→ **Required work**: Write each line out again exactly as written.

========

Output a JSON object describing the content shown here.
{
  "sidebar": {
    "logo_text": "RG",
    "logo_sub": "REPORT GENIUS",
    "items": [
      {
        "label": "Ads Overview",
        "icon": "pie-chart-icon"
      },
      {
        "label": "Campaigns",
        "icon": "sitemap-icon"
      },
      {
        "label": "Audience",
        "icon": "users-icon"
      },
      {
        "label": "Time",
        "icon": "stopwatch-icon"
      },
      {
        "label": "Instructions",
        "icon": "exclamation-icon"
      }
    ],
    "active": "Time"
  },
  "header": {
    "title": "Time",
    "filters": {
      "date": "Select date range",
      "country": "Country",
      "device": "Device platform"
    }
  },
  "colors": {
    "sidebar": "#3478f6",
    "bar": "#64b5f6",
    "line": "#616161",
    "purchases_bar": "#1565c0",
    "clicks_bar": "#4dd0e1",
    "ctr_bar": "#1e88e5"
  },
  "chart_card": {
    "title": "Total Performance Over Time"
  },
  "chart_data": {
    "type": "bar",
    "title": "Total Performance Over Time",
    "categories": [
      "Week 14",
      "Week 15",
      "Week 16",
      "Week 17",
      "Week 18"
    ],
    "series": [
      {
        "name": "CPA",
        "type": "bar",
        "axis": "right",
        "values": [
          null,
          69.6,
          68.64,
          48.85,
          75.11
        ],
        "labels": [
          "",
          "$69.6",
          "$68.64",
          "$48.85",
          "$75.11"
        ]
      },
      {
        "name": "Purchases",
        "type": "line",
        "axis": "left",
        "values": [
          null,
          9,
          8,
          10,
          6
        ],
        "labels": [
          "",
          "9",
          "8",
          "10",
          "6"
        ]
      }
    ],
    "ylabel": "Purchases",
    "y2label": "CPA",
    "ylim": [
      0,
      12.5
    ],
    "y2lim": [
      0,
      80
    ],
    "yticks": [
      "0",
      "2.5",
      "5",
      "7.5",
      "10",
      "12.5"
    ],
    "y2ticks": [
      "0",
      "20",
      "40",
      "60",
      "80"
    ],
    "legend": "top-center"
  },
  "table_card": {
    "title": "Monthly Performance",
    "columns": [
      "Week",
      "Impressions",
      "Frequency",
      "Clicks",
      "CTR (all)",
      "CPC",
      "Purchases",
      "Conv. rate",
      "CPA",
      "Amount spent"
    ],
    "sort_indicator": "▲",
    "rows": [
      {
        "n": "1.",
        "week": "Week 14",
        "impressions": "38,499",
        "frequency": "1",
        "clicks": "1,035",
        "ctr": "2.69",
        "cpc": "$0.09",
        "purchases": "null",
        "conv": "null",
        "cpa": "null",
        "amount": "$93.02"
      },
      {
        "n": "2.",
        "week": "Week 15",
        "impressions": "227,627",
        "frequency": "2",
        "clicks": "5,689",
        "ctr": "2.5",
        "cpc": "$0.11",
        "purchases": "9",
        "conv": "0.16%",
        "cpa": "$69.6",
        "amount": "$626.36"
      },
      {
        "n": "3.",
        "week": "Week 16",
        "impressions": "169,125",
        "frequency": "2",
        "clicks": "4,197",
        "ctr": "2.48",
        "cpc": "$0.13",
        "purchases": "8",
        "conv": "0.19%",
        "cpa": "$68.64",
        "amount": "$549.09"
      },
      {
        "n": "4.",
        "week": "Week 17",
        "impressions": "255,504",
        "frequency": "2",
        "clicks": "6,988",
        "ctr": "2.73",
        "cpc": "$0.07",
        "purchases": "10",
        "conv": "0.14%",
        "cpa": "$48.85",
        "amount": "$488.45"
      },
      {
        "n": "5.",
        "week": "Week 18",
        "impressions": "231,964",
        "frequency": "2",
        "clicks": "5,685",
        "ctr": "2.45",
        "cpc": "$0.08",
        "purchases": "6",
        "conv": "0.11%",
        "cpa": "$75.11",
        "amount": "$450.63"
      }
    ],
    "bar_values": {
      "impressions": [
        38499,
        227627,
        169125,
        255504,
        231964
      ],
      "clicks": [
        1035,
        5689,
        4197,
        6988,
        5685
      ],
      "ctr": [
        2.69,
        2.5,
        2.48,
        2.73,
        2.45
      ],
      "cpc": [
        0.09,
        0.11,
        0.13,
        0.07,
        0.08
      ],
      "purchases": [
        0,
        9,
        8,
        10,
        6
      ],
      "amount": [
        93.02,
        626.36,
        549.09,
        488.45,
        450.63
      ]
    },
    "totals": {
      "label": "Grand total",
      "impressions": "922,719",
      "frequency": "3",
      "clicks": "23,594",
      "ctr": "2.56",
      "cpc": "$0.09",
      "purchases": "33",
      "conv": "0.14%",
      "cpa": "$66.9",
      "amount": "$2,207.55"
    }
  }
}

========

→ **Exercise answer**:
Output a JSON object describing the content shown here.
{
  "sidebar": {
    "logo_text": "RG",
    "logo_sub": "REPORT GENIUS",
    "items": [
      {
        "label": "Ads Overview",
        "icon": "pie-chart-icon"
      },
      {
        "label": "Campaigns",
        "icon": "sitemap-icon"
      },
      {
        "label": "Audience",
        "icon": "users-icon"
      },
      {
        "label": "Time",
        "icon": "stopwatch-icon"
      },
      {
        "label": "Instructions",
        "icon": "exclamation-icon"
      }
    ],
    "active": "Time"
  },
  "header": {
    "title": "Time",
    "filters": {
      "date": "Select date range",
      "country": "Country",
      "device": "Device platform"
    }
  },
  "colors": {
    "sidebar": "#3478f6",
    "bar": "#64b5f6",
    "line": "#616161",
    "purchases_bar": "#1565c0",
    "clicks_bar": "#4dd0e1",
    "ctr_bar": "#1e88e5"
  },
  "chart_card": {
    "title": "Total Performance Over Time"
  },
  "chart_data": {
    "type": "bar",
    "title": "Total Performance Over Time",
    "categories": [
      "Week 14",
      "Week 15",
      "Week 16",
      "Week 17",
      "Week 18"
    ],
    "series": [
      {
        "name": "CPA",
        "type": "bar",
        "axis": "right",
        "values": [
          null,
          69.6,
          68.64,
          48.85,
          75.11
        ],
        "labels": [
          "",
          "$69.6",
          "$68.64",
          "$48.85",
          "$75.11"
        ]
      },
      {
        "name": "Purchases",
        "type": "line",
        "axis": "left",
        "values": [
          null,
          9,
          8,
          10,
          6
        ],
        "labels": [
          "",
          "9",
          "8",
          "10",
          "6"
        ]
      }
    ],
    "ylabel": "Purchases",
    "y2label": "CPA",
    "ylim": [
      0,
      12.5
    ],
    "y2lim": [
      0,
      80
    ],
    "yticks": [
      "0",
      "2.5",
      "5",
      "7.5",
      "10",
      "12.5"
    ],
    "y2ticks": [
      "0",
      "20",
      "40",
      "60",
      "80"
    ],
    "legend": "top-center"
  },
  "table_card": {
    "title": "Monthly Performance",
    "columns": [
      "Week",
      "Impressions",
      "Frequency",
      "Clicks",
      "CTR (all)",
      "CPC",
      "Purchases",
      "Conv. rate",
      "CPA",
      "Amount spent"
    ],
    "sort_indicator": "▲",
    "rows": [
      {
        "n": "1.",
        "week": "Week 14",
        "impressions": "38,499",
        "frequency": "1",
        "clicks": "1,035",
        "ctr": "2.69",
        "cpc": "$0.09",
        "purchases": "null",
        "conv": "null",
        "cpa": "null",
        "amount": "$93.02"
      },
      {
        "n": "2.",
        "week": "Week 15",
        "impressions": "227,627",
        "frequency": "2",
        "clicks": "5,689",
        "ctr": "2.5",
        "cpc": "$0.11",
        "purchases": "9",
        "conv": "0.16%",
        "cpa": "$69.6",
        "amount": "$626.36"
      },
      {
        "n": "3.",
        "week": "Week 16",
        "impressions": "169,125",
        "frequency": "2",
        "clicks": "4,197",
        "ctr": "2.48",
        "cpc": "$0.13",
        "purchases": "8",
        "conv": "0.19%",
        "cpa": "$68.64",
        "amount": "$549.09"
      },
      {
        "n": "4.",
        "week": "Week 17",
        "impressions": "255,504",
        "frequency": "2",
        "clicks": "6,988",
        "ctr": "2.73",
        "cpc": "$0.07",
        "purchases": "10",
        "conv": "0.14%",
        "cpa": "$48.85",
        "amount": "$488.45"
      },
      {
        "n": "5.",
        "week": "Week 18",
        "impressions": "231,964",
        "frequency": "2",
        "clicks": "5,685",
        "ctr": "2.45",
        "cpc": "$0.08",
        "purchases": "6",
        "conv": "0.11%",
        "cpa": "$75.11",
        "amount": "$450.63"
      }
    ],
    "bar_values": {
      "impressions": [
        38499,
        227627,
        169125,
        255504,
        231964
      ],
      "clicks": [
        1035,
        5689,
        4197,
        6988,
        5685
      ],
      "ctr": [
        2.69,
        2.5,
        2.48,
        2.73,
        2.45
      ],
      "cpc": [
        0.09,
        0.11,
        0.13,
        0.07,
        0.08
      ],
      "purchases": [
        0,
        9,
        8,
        10,
        6
      ],
      "amount": [
        93.02,
        626.36,
        549.09,
        488.45,
        450.63
      ]
    },
    "totals": {
      "label": "Grand total",
      "impressions": "922,719",
      "frequency": "3",
      "clicks": "23,594",
      "ctr": "2.56",
      "cpc": "$0.09",
      "purchases": "33",
      "conv": "0.14%",
      "cpa": "$66.9",
      "amount": "$2,207.55"
    }
  }
}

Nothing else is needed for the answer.